TASK INPUT:
━━━━━━━━━━━━━━━━
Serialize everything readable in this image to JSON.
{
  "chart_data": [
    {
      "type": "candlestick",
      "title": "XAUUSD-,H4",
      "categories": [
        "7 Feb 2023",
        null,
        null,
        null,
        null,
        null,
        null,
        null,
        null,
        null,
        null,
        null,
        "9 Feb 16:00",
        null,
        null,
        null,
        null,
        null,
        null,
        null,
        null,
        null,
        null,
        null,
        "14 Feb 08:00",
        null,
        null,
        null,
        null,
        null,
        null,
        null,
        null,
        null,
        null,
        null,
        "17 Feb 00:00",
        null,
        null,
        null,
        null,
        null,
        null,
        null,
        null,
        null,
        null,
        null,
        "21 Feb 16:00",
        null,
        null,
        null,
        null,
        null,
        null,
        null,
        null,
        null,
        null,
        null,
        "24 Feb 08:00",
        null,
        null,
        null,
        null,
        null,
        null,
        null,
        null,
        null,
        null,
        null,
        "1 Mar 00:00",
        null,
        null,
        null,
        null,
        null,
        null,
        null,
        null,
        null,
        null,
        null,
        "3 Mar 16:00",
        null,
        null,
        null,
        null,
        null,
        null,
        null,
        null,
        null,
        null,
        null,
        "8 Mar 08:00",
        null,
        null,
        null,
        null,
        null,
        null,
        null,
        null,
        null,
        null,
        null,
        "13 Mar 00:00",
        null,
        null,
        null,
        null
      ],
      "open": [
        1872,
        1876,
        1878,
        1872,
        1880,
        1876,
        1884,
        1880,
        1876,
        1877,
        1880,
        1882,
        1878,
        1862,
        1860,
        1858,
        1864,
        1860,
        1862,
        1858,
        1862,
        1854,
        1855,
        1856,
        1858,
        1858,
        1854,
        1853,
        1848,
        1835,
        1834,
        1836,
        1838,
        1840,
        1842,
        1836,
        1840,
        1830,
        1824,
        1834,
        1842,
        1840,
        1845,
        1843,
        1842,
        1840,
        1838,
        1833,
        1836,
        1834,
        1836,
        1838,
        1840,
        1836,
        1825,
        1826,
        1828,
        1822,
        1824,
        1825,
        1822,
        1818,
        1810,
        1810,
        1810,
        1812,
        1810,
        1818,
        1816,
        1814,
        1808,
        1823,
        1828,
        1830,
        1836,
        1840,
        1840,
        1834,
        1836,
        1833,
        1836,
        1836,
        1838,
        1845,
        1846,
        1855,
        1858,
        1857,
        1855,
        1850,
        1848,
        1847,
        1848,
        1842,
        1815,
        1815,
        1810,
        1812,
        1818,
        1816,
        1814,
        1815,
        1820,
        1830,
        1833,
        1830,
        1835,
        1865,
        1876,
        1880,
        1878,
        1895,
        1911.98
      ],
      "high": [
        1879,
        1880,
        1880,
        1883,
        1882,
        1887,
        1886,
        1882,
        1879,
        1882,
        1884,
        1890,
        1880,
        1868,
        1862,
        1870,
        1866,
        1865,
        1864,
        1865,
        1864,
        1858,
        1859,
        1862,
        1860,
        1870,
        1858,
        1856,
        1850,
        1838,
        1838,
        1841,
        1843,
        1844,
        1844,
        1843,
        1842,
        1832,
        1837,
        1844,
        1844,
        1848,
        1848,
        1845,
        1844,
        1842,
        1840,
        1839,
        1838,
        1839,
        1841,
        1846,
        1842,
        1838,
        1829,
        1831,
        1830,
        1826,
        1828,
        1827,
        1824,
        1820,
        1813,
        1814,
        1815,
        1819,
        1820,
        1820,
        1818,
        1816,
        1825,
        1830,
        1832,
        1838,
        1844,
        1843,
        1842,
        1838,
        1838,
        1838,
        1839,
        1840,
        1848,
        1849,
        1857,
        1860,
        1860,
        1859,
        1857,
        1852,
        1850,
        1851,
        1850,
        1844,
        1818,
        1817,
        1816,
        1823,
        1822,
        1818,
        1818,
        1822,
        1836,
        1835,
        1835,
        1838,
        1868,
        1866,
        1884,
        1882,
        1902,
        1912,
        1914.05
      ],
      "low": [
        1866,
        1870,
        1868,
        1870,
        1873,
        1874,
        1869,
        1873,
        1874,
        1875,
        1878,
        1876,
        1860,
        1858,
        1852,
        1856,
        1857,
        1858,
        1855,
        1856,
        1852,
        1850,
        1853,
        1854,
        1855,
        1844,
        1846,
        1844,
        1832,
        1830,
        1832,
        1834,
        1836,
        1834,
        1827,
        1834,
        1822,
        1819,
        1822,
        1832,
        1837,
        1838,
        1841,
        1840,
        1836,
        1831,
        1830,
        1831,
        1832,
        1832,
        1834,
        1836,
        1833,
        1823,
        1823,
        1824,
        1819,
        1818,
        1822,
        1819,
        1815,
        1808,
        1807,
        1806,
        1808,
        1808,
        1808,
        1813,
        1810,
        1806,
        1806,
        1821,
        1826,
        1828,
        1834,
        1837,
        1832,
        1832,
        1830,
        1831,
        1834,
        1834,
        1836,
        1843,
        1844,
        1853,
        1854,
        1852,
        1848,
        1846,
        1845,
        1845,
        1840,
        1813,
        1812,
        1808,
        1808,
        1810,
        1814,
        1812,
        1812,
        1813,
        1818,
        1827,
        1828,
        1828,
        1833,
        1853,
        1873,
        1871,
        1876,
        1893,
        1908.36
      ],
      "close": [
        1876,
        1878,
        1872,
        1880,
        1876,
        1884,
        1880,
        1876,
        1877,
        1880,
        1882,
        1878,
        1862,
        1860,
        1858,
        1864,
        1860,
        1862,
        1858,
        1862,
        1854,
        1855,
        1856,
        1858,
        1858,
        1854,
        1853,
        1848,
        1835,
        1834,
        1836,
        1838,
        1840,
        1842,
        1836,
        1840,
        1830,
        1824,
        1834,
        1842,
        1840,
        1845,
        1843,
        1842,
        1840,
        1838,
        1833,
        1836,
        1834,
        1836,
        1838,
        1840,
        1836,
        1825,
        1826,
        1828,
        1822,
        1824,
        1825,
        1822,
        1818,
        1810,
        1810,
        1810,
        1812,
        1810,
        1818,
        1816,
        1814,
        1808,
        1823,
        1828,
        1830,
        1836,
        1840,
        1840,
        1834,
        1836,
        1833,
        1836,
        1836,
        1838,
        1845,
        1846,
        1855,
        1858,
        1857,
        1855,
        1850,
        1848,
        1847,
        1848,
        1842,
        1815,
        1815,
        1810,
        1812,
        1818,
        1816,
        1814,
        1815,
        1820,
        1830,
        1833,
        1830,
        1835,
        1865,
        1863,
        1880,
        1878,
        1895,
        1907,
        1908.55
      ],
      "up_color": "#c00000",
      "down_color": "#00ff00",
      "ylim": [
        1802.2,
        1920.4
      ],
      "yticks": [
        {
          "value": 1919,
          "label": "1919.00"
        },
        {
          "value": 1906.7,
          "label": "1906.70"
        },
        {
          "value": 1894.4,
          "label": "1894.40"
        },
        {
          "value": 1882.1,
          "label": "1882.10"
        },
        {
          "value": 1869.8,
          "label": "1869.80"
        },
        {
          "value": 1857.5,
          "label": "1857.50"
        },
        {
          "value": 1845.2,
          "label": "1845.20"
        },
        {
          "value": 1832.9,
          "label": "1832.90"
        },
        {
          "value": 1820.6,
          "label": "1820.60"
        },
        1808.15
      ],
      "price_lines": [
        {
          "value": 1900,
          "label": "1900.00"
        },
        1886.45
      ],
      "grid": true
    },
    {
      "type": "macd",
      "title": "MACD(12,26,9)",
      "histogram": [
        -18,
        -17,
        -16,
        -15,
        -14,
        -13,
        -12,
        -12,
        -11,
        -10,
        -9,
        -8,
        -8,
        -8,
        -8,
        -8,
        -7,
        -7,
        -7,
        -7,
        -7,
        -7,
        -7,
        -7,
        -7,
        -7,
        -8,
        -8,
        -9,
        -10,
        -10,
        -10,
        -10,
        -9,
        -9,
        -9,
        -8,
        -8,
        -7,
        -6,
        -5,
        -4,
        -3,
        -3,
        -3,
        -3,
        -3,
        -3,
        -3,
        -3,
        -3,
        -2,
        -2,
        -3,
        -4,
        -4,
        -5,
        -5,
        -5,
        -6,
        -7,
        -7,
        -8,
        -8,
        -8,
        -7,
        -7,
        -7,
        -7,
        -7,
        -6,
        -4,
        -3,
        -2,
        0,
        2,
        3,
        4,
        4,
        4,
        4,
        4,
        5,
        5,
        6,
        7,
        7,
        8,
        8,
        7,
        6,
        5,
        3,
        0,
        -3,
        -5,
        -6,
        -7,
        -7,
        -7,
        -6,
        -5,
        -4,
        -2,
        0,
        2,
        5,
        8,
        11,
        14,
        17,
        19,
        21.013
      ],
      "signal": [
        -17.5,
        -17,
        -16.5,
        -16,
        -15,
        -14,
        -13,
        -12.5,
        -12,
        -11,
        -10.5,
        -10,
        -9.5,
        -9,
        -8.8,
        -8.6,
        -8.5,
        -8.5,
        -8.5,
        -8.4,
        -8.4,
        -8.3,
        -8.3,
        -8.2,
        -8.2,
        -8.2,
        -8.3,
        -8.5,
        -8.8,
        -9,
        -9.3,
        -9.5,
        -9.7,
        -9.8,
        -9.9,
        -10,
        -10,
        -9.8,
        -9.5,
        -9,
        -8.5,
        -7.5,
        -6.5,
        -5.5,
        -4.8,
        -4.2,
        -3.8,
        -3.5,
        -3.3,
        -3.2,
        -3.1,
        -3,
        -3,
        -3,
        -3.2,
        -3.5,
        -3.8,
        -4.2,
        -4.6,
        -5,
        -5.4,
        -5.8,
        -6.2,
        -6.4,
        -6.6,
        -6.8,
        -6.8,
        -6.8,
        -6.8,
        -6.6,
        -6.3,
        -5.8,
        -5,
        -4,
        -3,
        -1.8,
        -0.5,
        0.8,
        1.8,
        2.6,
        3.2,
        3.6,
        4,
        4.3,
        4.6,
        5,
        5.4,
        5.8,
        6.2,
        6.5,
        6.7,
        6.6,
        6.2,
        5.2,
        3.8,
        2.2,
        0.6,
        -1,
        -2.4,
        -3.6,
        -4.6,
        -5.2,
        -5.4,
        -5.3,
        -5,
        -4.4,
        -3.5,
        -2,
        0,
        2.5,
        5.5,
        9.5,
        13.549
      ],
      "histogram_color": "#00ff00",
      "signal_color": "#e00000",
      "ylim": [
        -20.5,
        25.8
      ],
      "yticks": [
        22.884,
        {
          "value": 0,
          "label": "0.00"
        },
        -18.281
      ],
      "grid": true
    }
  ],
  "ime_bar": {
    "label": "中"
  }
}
━━━━━━━━━━━━━━━━
Extract every line above containing the word "value".

          "value": 1919,
          "value": 1906.7,
          "value": 1894.4,
          "value": 1882.1,
          "value": 1869.8,
          "value": 1857.5,
          "value": 1845.2,
          "value": 1832.9,
          "value": 1820.6,
          "value": 1900,
          "value": 0,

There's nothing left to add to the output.